### REQUIRED WORK
Tally the lines that include "color". Output the number only.
#####
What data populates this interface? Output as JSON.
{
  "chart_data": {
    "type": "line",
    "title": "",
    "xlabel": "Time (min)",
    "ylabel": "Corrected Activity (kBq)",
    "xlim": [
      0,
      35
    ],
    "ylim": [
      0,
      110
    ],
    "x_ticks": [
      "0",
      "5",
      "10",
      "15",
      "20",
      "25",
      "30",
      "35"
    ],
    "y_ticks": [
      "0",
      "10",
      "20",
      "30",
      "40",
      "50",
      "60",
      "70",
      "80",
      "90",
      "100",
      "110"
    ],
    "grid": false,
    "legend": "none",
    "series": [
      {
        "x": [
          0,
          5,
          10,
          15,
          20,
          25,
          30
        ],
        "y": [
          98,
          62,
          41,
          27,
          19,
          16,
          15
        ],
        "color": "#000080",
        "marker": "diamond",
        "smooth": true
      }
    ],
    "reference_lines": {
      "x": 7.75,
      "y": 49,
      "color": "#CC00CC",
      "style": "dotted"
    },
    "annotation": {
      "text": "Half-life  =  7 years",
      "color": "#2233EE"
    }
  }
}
#####
### FINAL RESULT
3